- [Given task]: Count each line below that has "Step" anywhere in it. Answer with the total alone.

Lines of data:
-.-.-
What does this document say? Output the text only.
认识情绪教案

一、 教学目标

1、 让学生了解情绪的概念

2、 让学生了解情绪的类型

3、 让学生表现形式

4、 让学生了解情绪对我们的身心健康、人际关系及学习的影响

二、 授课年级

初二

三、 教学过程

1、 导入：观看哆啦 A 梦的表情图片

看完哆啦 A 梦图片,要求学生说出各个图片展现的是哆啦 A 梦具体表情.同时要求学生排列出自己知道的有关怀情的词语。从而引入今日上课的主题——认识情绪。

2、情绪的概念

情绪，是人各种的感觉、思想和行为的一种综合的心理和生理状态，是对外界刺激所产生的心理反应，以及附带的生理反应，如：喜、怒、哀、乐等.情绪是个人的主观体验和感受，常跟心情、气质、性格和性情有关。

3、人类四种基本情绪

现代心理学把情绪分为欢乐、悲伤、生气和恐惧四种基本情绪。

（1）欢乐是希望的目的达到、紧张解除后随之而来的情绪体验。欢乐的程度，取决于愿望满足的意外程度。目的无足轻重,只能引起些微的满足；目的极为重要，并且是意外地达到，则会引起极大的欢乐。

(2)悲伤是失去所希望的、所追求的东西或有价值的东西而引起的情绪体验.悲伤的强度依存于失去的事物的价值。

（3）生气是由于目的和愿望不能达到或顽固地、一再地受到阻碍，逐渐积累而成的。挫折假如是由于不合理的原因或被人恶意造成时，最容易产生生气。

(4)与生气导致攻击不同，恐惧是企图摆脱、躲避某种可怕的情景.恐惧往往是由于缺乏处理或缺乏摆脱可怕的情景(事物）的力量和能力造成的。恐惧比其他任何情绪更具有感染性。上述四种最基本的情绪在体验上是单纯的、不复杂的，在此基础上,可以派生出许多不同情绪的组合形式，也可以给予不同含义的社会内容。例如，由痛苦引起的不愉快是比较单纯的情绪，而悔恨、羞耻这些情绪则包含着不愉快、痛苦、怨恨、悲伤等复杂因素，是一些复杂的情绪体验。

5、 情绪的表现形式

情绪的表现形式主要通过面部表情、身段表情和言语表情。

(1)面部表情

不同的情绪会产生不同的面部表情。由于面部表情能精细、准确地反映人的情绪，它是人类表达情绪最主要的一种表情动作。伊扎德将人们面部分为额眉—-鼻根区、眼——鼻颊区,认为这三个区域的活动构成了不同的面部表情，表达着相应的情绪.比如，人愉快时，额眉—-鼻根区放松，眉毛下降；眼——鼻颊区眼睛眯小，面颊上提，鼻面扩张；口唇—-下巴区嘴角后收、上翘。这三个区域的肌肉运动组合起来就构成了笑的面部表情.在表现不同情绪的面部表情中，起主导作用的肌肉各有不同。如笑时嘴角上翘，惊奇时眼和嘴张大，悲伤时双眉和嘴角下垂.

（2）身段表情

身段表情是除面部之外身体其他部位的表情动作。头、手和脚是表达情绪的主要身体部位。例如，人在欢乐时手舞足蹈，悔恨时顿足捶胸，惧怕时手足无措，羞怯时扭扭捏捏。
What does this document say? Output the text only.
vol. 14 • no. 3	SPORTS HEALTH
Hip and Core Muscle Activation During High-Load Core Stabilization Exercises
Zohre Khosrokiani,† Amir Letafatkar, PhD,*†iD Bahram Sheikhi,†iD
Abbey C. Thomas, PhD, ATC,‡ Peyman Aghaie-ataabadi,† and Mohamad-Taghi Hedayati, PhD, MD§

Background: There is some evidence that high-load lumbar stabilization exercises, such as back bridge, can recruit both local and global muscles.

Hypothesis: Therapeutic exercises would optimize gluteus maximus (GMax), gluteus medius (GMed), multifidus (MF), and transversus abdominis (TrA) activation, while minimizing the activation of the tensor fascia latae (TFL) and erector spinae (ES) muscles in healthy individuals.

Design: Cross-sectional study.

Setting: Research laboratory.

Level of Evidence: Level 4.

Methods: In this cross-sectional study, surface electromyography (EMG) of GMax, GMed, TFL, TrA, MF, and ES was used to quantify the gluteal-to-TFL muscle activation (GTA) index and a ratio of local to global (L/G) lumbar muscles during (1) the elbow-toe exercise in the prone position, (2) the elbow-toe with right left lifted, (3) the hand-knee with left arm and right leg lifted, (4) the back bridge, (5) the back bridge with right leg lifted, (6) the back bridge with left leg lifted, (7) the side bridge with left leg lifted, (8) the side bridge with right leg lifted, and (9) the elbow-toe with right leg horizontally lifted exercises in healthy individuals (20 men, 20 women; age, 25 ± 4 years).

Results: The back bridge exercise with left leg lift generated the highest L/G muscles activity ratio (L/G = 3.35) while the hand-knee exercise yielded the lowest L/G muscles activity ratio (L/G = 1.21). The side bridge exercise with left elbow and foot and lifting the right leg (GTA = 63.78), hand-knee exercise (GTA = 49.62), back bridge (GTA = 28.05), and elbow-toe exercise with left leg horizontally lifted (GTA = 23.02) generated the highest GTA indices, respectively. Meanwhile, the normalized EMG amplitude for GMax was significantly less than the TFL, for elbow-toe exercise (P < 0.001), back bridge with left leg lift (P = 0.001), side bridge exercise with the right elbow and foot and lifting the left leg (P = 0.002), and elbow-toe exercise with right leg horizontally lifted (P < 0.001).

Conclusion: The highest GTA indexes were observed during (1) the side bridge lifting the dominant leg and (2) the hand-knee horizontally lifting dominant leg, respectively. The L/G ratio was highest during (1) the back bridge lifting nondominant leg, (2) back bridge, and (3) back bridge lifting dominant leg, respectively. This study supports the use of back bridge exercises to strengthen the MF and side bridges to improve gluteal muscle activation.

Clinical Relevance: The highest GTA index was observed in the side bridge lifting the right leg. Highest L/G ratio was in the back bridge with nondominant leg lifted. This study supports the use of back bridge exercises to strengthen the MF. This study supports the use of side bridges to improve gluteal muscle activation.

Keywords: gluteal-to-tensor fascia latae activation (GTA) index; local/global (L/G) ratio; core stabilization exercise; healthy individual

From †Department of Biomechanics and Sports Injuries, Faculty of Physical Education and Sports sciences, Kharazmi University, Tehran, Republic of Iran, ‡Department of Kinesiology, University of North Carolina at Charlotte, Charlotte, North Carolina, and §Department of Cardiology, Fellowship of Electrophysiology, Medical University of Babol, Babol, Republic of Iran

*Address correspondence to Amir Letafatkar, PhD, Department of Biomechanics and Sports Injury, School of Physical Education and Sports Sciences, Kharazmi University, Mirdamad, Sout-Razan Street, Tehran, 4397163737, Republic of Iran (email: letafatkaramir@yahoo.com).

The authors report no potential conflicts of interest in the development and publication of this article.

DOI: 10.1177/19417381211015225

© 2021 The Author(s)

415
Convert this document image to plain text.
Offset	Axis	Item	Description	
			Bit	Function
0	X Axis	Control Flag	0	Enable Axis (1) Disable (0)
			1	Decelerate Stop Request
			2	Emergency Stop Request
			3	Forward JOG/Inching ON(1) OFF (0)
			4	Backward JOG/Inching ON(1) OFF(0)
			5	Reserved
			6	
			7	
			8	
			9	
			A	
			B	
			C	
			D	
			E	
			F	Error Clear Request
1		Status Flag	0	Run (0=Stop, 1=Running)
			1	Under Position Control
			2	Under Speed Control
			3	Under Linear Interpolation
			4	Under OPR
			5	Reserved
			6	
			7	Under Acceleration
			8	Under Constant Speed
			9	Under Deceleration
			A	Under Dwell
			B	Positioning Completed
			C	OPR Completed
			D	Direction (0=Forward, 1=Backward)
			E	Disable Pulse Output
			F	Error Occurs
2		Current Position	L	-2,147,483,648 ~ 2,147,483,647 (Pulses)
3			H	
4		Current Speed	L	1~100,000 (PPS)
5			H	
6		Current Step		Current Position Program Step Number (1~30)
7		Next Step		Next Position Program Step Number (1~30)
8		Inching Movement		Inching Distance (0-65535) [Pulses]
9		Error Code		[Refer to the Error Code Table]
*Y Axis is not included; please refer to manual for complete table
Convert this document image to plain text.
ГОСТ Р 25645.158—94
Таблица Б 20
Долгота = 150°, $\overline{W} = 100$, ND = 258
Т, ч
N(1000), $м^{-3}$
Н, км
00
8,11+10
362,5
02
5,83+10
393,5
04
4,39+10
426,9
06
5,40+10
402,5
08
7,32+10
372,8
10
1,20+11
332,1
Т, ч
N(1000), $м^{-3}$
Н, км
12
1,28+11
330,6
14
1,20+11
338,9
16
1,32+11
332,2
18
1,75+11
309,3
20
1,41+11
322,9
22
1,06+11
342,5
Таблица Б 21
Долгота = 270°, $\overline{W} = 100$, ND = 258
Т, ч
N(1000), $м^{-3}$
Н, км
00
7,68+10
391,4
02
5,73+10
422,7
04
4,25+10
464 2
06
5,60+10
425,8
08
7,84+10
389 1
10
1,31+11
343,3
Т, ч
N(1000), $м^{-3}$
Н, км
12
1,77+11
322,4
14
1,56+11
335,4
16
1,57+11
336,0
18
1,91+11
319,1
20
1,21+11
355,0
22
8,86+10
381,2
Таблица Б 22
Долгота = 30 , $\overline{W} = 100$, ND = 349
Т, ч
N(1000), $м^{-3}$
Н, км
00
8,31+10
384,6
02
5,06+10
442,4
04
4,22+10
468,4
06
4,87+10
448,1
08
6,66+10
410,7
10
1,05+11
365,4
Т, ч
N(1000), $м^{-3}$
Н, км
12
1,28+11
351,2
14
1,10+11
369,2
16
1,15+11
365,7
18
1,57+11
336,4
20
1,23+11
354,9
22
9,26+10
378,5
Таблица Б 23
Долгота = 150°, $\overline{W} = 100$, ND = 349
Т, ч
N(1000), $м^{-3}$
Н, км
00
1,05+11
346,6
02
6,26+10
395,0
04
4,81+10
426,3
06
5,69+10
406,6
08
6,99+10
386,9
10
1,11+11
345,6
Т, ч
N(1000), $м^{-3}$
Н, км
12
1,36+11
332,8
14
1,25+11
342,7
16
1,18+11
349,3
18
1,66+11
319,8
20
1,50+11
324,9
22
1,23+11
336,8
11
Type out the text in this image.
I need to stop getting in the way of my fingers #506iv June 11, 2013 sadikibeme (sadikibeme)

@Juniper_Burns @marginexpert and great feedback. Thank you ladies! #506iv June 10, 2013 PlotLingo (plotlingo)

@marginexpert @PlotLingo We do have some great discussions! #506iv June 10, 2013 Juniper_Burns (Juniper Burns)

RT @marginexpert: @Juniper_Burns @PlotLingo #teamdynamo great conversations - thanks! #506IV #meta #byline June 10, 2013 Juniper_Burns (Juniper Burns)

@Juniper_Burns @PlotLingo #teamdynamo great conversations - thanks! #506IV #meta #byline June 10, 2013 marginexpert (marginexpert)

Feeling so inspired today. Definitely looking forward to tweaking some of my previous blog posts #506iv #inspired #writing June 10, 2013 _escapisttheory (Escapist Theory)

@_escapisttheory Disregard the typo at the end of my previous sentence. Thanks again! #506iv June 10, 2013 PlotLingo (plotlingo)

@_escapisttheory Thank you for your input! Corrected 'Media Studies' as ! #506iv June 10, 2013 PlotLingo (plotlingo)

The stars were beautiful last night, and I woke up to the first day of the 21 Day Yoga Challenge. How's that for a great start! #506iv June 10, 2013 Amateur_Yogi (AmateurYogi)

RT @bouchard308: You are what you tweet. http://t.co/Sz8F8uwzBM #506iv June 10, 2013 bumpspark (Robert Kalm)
-.-.-
- [Answer to the task]: 2